*Task statement*
Which lines of the records contain "ağır"? Collect every one of them.

*Records for this exercise*
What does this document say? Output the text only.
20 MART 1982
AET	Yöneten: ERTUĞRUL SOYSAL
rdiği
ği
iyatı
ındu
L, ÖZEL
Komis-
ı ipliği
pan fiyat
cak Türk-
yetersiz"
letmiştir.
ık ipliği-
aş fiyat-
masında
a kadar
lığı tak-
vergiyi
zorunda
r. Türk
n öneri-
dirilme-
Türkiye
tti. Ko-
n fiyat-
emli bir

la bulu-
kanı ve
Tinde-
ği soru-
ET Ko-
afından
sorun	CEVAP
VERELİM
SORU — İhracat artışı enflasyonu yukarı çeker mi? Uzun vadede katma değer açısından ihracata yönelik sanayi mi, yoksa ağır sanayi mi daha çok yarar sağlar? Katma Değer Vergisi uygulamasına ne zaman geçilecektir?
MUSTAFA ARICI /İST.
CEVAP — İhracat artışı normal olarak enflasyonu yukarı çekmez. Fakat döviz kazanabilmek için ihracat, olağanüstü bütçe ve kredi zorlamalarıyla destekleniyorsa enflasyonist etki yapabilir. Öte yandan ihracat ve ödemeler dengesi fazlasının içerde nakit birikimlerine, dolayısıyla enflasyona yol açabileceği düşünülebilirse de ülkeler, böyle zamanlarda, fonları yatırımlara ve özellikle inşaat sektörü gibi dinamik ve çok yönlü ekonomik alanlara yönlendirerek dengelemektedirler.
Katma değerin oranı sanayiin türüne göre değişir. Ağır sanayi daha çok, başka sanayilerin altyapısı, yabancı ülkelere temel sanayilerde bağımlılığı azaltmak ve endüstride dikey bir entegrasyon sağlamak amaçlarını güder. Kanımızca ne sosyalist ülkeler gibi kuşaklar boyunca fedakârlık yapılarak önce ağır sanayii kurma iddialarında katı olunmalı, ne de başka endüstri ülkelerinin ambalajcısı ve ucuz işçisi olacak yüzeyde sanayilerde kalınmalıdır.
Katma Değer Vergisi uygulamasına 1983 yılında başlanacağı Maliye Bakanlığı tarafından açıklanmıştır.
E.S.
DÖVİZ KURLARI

*Task solution*
SORU — İhracat artışı enflasyonu yukarı çeker mi? Uzun vadede katma değer açısından ihracata yönelik sanayi mi, yoksa ağır sanayi mi daha çok yarar sağlar? Katma Değer Vergisi uygulamasına ne zaman geçilecektir?
Katma değerin oranı sanayiin türüne göre değişir. Ağır sanayi daha çok, başka sanayilerin altyapısı, yabancı ülkelere temel sanayilerde bağımlılığı azaltmak ve endüstride dikey bir entegrasyon sağlamak amaçlarını güder. Kanımızca ne sosyalist ülkeler gibi kuşaklar boyunca fedakârlık yapılarak önce ağır sanayii kurma iddialarında katı olunmalı, ne de başka endüstri ülkelerinin ambalajcısı ve ucuz işçisi olacak yüzeyde sanayilerde kalınmalıdır.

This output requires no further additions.